** Start GIVEN DATA **

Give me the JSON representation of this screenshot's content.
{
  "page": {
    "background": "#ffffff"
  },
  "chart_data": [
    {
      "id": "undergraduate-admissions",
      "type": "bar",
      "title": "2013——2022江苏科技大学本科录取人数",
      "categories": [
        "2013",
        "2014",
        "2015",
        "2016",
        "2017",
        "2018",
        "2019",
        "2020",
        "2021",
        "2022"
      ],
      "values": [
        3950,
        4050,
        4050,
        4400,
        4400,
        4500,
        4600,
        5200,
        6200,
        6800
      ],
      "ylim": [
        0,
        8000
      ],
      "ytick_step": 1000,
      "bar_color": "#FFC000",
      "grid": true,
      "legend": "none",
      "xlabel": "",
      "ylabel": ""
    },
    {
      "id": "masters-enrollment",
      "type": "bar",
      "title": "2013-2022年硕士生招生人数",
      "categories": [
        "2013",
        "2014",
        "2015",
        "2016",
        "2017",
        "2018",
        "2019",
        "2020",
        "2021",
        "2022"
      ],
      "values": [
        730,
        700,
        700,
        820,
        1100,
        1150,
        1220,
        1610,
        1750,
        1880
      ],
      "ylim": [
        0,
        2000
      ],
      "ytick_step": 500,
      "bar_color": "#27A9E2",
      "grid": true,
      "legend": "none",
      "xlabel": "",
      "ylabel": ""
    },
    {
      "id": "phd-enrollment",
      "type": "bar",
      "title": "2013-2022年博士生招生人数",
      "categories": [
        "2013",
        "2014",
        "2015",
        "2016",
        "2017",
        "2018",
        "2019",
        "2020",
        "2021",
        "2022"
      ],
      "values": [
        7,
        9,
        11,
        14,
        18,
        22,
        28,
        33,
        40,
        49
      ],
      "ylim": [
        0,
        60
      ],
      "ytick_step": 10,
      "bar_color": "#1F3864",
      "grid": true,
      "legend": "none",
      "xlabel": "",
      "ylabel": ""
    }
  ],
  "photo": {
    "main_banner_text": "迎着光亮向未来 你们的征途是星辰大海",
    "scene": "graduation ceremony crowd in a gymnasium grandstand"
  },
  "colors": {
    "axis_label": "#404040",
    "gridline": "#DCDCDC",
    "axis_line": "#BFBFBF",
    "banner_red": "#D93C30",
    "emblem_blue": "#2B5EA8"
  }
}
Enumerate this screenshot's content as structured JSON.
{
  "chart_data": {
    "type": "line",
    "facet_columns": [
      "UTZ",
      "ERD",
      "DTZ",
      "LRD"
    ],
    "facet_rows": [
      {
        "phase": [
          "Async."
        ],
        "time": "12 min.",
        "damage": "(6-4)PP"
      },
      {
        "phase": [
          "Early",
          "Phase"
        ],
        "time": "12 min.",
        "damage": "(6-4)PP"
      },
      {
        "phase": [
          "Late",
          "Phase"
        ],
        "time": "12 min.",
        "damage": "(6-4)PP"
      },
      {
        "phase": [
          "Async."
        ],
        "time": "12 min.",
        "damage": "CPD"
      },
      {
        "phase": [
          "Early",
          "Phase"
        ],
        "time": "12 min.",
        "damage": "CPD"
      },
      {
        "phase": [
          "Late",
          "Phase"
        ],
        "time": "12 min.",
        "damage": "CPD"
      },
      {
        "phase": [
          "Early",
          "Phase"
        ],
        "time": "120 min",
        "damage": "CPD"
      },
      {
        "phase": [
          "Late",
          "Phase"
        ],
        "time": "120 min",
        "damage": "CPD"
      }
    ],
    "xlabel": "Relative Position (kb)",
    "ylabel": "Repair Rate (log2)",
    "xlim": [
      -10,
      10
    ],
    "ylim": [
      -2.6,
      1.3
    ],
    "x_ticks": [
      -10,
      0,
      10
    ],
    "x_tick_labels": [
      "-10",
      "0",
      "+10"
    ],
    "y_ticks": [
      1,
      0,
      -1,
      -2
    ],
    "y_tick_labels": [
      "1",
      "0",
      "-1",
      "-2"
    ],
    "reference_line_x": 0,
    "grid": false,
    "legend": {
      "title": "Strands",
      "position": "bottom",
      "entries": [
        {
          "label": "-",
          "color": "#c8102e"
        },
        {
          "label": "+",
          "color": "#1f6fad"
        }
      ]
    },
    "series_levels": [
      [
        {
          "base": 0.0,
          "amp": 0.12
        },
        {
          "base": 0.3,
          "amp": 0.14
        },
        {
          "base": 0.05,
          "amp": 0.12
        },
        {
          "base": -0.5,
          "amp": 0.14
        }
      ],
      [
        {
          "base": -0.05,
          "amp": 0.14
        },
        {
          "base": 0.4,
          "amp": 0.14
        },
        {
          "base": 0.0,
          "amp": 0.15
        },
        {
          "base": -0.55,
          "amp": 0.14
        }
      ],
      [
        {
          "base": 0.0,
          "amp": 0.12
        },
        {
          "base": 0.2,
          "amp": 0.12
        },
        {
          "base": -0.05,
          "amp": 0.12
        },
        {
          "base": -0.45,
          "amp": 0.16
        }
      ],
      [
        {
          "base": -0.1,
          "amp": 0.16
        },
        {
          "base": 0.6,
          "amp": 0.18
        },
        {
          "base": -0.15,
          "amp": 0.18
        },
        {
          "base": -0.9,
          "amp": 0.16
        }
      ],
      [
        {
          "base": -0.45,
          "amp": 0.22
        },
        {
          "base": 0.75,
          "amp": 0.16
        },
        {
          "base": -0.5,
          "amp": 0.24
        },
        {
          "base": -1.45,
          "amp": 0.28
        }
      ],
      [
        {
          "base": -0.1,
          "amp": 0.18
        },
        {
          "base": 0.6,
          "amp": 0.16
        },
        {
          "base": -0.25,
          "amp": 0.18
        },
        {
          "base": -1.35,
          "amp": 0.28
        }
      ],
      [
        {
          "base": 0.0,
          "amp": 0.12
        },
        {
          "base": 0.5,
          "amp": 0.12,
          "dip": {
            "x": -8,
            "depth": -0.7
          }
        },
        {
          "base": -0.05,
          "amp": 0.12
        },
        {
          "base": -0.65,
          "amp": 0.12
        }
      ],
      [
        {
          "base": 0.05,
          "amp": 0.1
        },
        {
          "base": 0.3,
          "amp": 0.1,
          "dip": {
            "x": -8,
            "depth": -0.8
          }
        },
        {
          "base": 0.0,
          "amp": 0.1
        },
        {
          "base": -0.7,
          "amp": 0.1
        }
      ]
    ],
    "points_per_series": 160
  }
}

** End GIVEN DATA **

AIM OF THE EXERCISE: Copy all of the data. Keep every word exactly as it is.

RESULT OF THE TASK:
Give me the JSON representation of this screenshot's content.
{
  "page": {
    "background": "#ffffff"
  },
  "chart_data": [
    {
      "id": "undergraduate-admissions",
      "type": "bar",
      "title": "2013——2022江苏科技大学本科录取人数",
      "categories": [
        "2013",
        "2014",
        "2015",
        "2016",
        "2017",
        "2018",
        "2019",
        "2020",
        "2021",
        "2022"
      ],
      "values": [
        3950,
        4050,
        4050,
        4400,
        4400,
        4500,
        4600,
        5200,
        6200,
        6800
      ],
      "ylim": [
        0,
        8000
      ],
      "ytick_step": 1000,
      "bar_color": "#FFC000",
      "grid": true,
      "legend": "none",
      "xlabel": "",
      "ylabel": ""
    },
    {
      "id": "masters-enrollment",
      "type": "bar",
      "title": "2013-2022年硕士生招生人数",
      "categories": [
        "2013",
        "2014",
        "2015",
        "2016",
        "2017",
        "2018",
        "2019",
        "2020",
        "2021",
        "2022"
      ],
      "values": [
        730,
        700,
        700,
        820,
        1100,
        1150,
        1220,
        1610,
        1750,
        1880
      ],
      "ylim": [
        0,
        2000
      ],
      "ytick_step": 500,
      "bar_color": "#27A9E2",
      "grid": true,
      "legend": "none",
      "xlabel": "",
      "ylabel": ""
    },
    {
      "id": "phd-enrollment",
      "type": "bar",
      "title": "2013-2022年博士生招生人数",
      "categories": [
        "2013",
        "2014",
        "2015",
        "2016",
        "2017",
        "2018",
        "2019",
        "2020",
        "2021",
        "2022"
      ],
      "values": [
        7,
        9,
        11,
        14,
        18,
        22,
        28,
        33,
        40,
        49
      ],
      "ylim": [
        0,
        60
      ],
      "ytick_step": 10,
      "bar_color": "#1F3864",
      "grid": true,
      "legend": "none",
      "xlabel": "",
      "ylabel": ""
    }
  ],
  "photo": {
    "main_banner_text": "迎着光亮向未来 你们的征途是星辰大海",
    "scene": "graduation ceremony crowd in a gymnasium grandstand"
  },
  "colors": {
    "axis_label": "#404040",
    "gridline": "#DCDCDC",
    "axis_line": "#BFBFBF",
    "banner_red": "#D93C30",
    "emblem_blue": "#2B5EA8"
  }
}
Enumerate this screenshot's content as structured JSON.
{
  "chart_data": {
    "type": "line",
    "facet_columns": [
      "UTZ",
      "ERD",
      "DTZ",
      "LRD"
    ],
    "facet_rows": [
      {
        "phase": [
          "Async."
        ],
        "time": "12 min.",
        "damage": "(6-4)PP"
      },
      {
        "phase": [
          "Early",
          "Phase"
        ],
        "time": "12 min.",
        "damage": "(6-4)PP"
      },
      {
        "phase": [
          "Late",
          "Phase"
        ],
        "time": "12 min.",
        "damage": "(6-4)PP"
      },
      {
        "phase": [
          "Async."
        ],
        "time": "12 min.",
        "damage": "CPD"
      },
      {
        "phase": [
          "Early",
          "Phase"
        ],
        "time": "12 min.",
        "damage": "CPD"
      },
      {
        "phase": [
          "Late",
          "Phase"
        ],
        "time": "12 min.",
        "damage": "CPD"
      },
      {
        "phase": [
          "Early",
          "Phase"
        ],
        "time": "120 min",
        "damage": "CPD"
      },
      {
        "phase": [
          "Late",
          "Phase"
        ],
        "time": "120 min",
        "damage": "CPD"
      }
    ],
    "xlabel": "Relative Position (kb)",
    "ylabel": "Repair Rate (log2)",
    "xlim": [
      -10,
      10
    ],
    "ylim": [
      -2.6,
      1.3
    ],
    "x_ticks": [
      -10,
      0,
      10
    ],
    "x_tick_labels": [
      "-10",
      "0",
      "+10"
    ],
    "y_ticks": [
      1,
      0,
      -1,
      -2
    ],
    "y_tick_labels": [
      "1",
      "0",
      "-1",
      "-2"
    ],
    "reference_line_x": 0,
    "grid": false,
    "legend": {
      "title": "Strands",
      "position": "bottom",
      "entries": [
        {
          "label": "-",
          "color": "#c8102e"
        },
        {
          "label": "+",
          "color": "#1f6fad"
        }
      ]
    },
    "series_levels": [
      [
        {
          "base": 0.0,
          "amp": 0.12
        },
        {
          "base": 0.3,
          "amp": 0.14
        },
        {
          "base": 0.05,
          "amp": 0.12
        },
        {
          "base": -0.5,
          "amp": 0.14
        }
      ],
      [
        {
          "base": -0.05,
          "amp": 0.14
        },
        {
          "base": 0.4,
          "amp": 0.14
        },
        {
          "base": 0.0,
          "amp": 0.15
        },
        {
          "base": -0.55,
          "amp": 0.14
        }
      ],
      [
        {
          "base": 0.0,
          "amp": 0.12
        },
        {
          "base": 0.2,
          "amp": 0.12
        },
        {
          "base": -0.05,
          "amp": 0.12
        },
        {
          "base": -0.45,
          "amp": 0.16
        }
      ],
      [
        {
          "base": -0.1,
          "amp": 0.16
        },
        {
          "base": 0.6,
          "amp": 0.18
        },
        {
          "base": -0.15,
          "amp": 0.18
        },
        {
          "base": -0.9,
          "amp": 0.16
        }
      ],
      [
        {
          "base": -0.45,
          "amp": 0.22
        },
        {
          "base": 0.75,
          "amp": 0.16
        },
        {
          "base": -0.5,
          "amp": 0.24
        },
        {
          "base": -1.45,
          "amp": 0.28
        }
      ],
      [
        {
          "base": -0.1,
          "amp": 0.18
        },
        {
          "base": 0.6,
          "amp": 0.16
        },
        {
          "base": -0.25,
          "amp": 0.18
        },
        {
          "base": -1.35,
          "amp": 0.28
        }
      ],
      [
        {
          "base": 0.0,
          "amp": 0.12
        },
        {
          "base": 0.5,
          "amp": 0.12,
          "dip": {
            "x": -8,
            "depth": -0.7
          }
        },
        {
          "base": -0.05,
          "amp": 0.12
        },
        {
          "base": -0.65,
          "amp": 0.12
        }
      ],
      [
        {
          "base": 0.05,
          "amp": 0.1
        },
        {
          "base": 0.3,
          "amp": 0.1,
          "dip": {
            "x": -8,
            "depth": -0.8
          }
        },
        {
          "base": 0.0,
          "amp": 0.1
        },
        {
          "base": -0.7,
          "amp": 0.1
        }
      ]
    ],
    "points_per_series": 160
  }
}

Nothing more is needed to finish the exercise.